→ **Exercise**: Repeat the lines below without any changes.

[Layout dataset entries]
'''

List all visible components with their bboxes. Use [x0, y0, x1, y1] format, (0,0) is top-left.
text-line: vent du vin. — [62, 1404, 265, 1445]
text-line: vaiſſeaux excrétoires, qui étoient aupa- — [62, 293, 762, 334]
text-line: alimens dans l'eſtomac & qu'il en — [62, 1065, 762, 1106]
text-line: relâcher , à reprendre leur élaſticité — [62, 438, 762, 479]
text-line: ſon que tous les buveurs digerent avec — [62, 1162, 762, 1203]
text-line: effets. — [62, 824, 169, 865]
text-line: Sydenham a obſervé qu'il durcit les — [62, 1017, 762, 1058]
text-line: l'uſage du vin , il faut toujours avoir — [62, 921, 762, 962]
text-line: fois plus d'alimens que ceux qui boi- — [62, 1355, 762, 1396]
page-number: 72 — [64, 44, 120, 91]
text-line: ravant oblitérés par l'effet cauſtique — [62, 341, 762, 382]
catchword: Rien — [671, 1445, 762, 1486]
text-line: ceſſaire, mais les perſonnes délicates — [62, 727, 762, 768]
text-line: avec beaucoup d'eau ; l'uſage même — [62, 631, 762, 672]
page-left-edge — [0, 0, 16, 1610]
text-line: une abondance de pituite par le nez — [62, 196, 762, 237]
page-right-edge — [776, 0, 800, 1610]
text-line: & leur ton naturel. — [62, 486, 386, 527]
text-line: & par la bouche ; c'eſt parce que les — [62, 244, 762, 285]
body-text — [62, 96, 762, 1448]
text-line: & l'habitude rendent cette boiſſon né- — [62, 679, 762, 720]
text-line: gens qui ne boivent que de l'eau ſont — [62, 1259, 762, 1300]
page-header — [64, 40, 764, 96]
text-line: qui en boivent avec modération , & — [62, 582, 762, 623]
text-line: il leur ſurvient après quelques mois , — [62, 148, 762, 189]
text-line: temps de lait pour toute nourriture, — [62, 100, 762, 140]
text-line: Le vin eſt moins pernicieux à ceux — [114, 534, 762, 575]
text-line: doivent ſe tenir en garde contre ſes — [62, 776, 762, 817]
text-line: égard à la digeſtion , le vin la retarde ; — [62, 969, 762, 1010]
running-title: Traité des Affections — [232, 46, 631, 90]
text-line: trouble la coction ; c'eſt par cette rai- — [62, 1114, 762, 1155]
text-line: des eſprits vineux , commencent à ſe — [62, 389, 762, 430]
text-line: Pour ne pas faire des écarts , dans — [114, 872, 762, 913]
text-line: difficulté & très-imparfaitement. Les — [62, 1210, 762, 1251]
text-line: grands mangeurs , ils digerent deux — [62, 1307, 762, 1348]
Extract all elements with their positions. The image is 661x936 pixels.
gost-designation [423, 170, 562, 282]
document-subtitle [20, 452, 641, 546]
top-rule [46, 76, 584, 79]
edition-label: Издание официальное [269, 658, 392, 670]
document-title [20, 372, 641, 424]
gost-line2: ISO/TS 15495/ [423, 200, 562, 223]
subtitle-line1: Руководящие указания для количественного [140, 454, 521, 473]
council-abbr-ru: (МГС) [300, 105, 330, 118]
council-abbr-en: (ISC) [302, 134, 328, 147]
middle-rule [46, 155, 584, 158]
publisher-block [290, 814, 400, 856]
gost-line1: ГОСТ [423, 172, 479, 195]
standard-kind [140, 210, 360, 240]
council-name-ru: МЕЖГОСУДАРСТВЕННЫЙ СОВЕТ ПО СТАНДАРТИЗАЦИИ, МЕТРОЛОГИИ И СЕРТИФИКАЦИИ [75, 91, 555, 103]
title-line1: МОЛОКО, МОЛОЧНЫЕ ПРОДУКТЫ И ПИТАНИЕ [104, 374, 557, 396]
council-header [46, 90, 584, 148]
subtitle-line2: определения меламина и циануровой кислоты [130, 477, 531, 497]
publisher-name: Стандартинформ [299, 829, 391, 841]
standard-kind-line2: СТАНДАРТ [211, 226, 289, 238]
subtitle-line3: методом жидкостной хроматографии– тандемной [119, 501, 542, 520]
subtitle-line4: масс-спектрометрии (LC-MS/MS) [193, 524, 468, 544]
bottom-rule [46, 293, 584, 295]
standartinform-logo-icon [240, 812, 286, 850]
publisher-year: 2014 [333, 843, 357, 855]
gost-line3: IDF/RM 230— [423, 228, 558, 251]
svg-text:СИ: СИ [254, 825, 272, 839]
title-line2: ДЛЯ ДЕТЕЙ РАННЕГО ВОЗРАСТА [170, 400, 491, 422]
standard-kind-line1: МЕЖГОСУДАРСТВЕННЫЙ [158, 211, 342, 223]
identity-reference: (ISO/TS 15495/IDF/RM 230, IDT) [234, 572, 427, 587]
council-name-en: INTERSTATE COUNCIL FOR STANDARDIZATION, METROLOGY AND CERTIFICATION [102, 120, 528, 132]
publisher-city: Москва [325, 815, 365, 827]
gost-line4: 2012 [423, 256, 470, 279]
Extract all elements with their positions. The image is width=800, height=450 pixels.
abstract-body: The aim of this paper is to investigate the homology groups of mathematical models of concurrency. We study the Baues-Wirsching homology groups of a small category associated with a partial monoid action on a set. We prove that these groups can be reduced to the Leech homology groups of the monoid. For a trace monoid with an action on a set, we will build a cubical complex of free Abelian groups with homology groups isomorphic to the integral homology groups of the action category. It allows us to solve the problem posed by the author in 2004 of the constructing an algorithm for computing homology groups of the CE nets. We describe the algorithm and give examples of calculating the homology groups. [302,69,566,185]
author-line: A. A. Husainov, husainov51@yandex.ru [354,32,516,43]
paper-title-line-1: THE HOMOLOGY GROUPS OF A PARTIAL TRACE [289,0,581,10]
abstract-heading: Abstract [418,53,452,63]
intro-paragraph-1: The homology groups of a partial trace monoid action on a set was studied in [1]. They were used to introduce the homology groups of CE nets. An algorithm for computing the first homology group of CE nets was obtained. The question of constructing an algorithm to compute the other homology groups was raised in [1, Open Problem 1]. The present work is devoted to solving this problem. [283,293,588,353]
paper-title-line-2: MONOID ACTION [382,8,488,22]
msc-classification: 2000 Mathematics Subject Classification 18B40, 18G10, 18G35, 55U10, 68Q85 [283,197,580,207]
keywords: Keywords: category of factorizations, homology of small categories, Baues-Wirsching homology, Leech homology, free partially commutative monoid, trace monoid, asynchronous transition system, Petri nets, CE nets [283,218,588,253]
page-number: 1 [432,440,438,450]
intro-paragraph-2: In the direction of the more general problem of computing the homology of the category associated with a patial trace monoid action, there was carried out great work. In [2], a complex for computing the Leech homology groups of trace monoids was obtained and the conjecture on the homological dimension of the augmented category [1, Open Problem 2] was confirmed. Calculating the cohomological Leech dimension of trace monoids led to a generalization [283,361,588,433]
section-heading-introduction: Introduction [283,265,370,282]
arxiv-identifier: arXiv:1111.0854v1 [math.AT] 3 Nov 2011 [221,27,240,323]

'''

→ **Exercise answer**:
List all visible components with their bboxes. Use [x0, y0, x1, y1] format, (0,0) is top-left.
text-line: vent du vin. — [62, 1404, 265, 1445]
text-line: vaiſſeaux excrétoires, qui étoient aupa- — [62, 293, 762, 334]
text-line: alimens dans l'eſtomac & qu'il en — [62, 1065, 762, 1106]
text-line: relâcher , à reprendre leur élaſticité — [62, 438, 762, 479]
text-line: ſon que tous les buveurs digerent avec — [62, 1162, 762, 1203]
text-line: effets. — [62, 824, 169, 865]
text-line: Sydenham a obſervé qu'il durcit les — [62, 1017, 762, 1058]
text-line: l'uſage du vin , il faut toujours avoir — [62, 921, 762, 962]
text-line: fois plus d'alimens que ceux qui boi- — [62, 1355, 762, 1396]
page-number: 72 — [64, 44, 120, 91]
text-line: ravant oblitérés par l'effet cauſtique — [62, 341, 762, 382]
catchword: Rien — [671, 1445, 762, 1486]
text-line: ceſſaire, mais les perſonnes délicates — [62, 727, 762, 768]
text-line: avec beaucoup d'eau ; l'uſage même — [62, 631, 762, 672]
page-left-edge — [0, 0, 16, 1610]
text-line: une abondance de pituite par le nez — [62, 196, 762, 237]
page-right-edge — [776, 0, 800, 1610]
text-line: & leur ton naturel. — [62, 486, 386, 527]
text-line: & par la bouche ; c'eſt parce que les — [62, 244, 762, 285]
body-text — [62, 96, 762, 1448]
text-line: & l'habitude rendent cette boiſſon né- — [62, 679, 762, 720]
text-line: gens qui ne boivent que de l'eau ſont — [62, 1259, 762, 1300]
page-header — [64, 40, 764, 96]
text-line: qui en boivent avec modération , & — [62, 582, 762, 623]
text-line: il leur ſurvient après quelques mois , — [62, 148, 762, 189]
text-line: temps de lait pour toute nourriture, — [62, 100, 762, 140]
text-line: Le vin eſt moins pernicieux à ceux — [114, 534, 762, 575]
text-line: doivent ſe tenir en garde contre ſes — [62, 776, 762, 817]
text-line: égard à la digeſtion , le vin la retarde ; — [62, 969, 762, 1010]
running-title: Traité des Affections — [232, 46, 631, 90]
text-line: trouble la coction ; c'eſt par cette rai- — [62, 1114, 762, 1155]
text-line: des eſprits vineux , commencent à ſe — [62, 389, 762, 430]
text-line: Pour ne pas faire des écarts , dans — [114, 872, 762, 913]
text-line: difficulté & très-imparfaitement. Les — [62, 1210, 762, 1251]
text-line: grands mangeurs , ils digerent deux — [62, 1307, 762, 1348]
Extract all elements with their positions. The image is 661x936 pixels.
gost-designation [423, 170, 562, 282]
document-subtitle [20, 452, 641, 546]
top-rule [46, 76, 584, 79]
edition-label: Издание официальное [269, 658, 392, 670]
document-title [20, 372, 641, 424]
gost-line2: ISO/TS 15495/ [423, 200, 562, 223]
subtitle-line1: Руководящие указания для количественного [140, 454, 521, 473]
council-abbr-ru: (МГС) [300, 105, 330, 118]
council-abbr-en: (ISC) [302, 134, 328, 147]
middle-rule [46, 155, 584, 158]
publisher-block [290, 814, 400, 856]
gost-line1: ГОСТ [423, 172, 479, 195]
standard-kind [140, 210, 360, 240]
council-name-ru: МЕЖГОСУДАРСТВЕННЫЙ СОВЕТ ПО СТАНДАРТИЗАЦИИ, МЕТРОЛОГИИ И СЕРТИФИКАЦИИ [75, 91, 555, 103]
title-line1: МОЛОКО, МОЛОЧНЫЕ ПРОДУКТЫ И ПИТАНИЕ [104, 374, 557, 396]
council-header [46, 90, 584, 148]
subtitle-line2: определения меламина и циануровой кислоты [130, 477, 531, 497]
publisher-name: Стандартинформ [299, 829, 391, 841]
standard-kind-line2: СТАНДАРТ [211, 226, 289, 238]
subtitle-line3: методом жидкостной хроматографии– тандемной [119, 501, 542, 520]
subtitle-line4: масс-спектрометрии (LC-MS/MS) [193, 524, 468, 544]
bottom-rule [46, 293, 584, 295]
standartinform-logo-icon [240, 812, 286, 850]
publisher-year: 2014 [333, 843, 357, 855]
gost-line3: IDF/RM 230— [423, 228, 558, 251]
svg-text:СИ: СИ [254, 825, 272, 839]
title-line2: ДЛЯ ДЕТЕЙ РАННЕГО ВОЗРАСТА [170, 400, 491, 422]
standard-kind-line1: МЕЖГОСУДАРСТВЕННЫЙ [158, 211, 342, 223]
identity-reference: (ISO/TS 15495/IDF/RM 230, IDT) [234, 572, 427, 587]
council-name-en: INTERSTATE COUNCIL FOR STANDARDIZATION, METROLOGY AND CERTIFICATION [102, 120, 528, 132]
publisher-city: Москва [325, 815, 365, 827]
gost-line4: 2012 [423, 256, 470, 279]
Extract all elements with their positions. The image is width=800, height=450 pixels.
abstract-body: The aim of this paper is to investigate the homology groups of mathematical models of concurrency. We study the Baues-Wirsching homology groups of a small category associated with a partial monoid action on a set. We prove that these groups can be reduced to the Leech homology groups of the monoid. For a trace monoid with an action on a set, we will build a cubical complex of free Abelian groups with homology groups isomorphic to the integral homology groups of the action category. It allows us to solve the problem posed by the author in 2004 of the constructing an algorithm for computing homology groups of the CE nets. We describe the algorithm and give examples of calculating the homology groups. [302,69,566,185]
author-line: A. A. Husainov, husainov51@yandex.ru [354,32,516,43]
paper-title-line-1: THE HOMOLOGY GROUPS OF A PARTIAL TRACE [289,0,581,10]
abstract-heading: Abstract [418,53,452,63]
intro-paragraph-1: The homology groups of a partial trace monoid action on a set was studied in [1]. They were used to introduce the homology groups of CE nets. An algorithm for computing the first homology group of CE nets was obtained. The question of constructing an algorithm to compute the other homology groups was raised in [1, Open Problem 1]. The present work is devoted to solving this problem. [283,293,588,353]
paper-title-line-2: MONOID ACTION [382,8,488,22]
msc-classification: 2000 Mathematics Subject Classification 18B40, 18G10, 18G35, 55U10, 68Q85 [283,197,580,207]
keywords: Keywords: category of factorizations, homology of small categories, Baues-Wirsching homology, Leech homology, free partially commutative monoid, trace monoid, asynchronous transition system, Petri nets, CE nets [283,218,588,253]
page-number: 1 [432,440,438,450]
intro-paragraph-2: In the direction of the more general problem of computing the homology of the category associated with a patial trace monoid action, there was carried out great work. In [2], a complex for computing the Leech homology groups of trace monoids was obtained and the conjecture on the homological dimension of the augmented category [1, Open Problem 2] was confirmed. Calculating the cohomological Leech dimension of trace monoids led to a generalization [283,361,588,433]
section-heading-introduction: Introduction [283,265,370,282]
arxiv-identifier: arXiv:1111.0854v1 [math.AT] 3 Nov 2011 [221,27,240,323]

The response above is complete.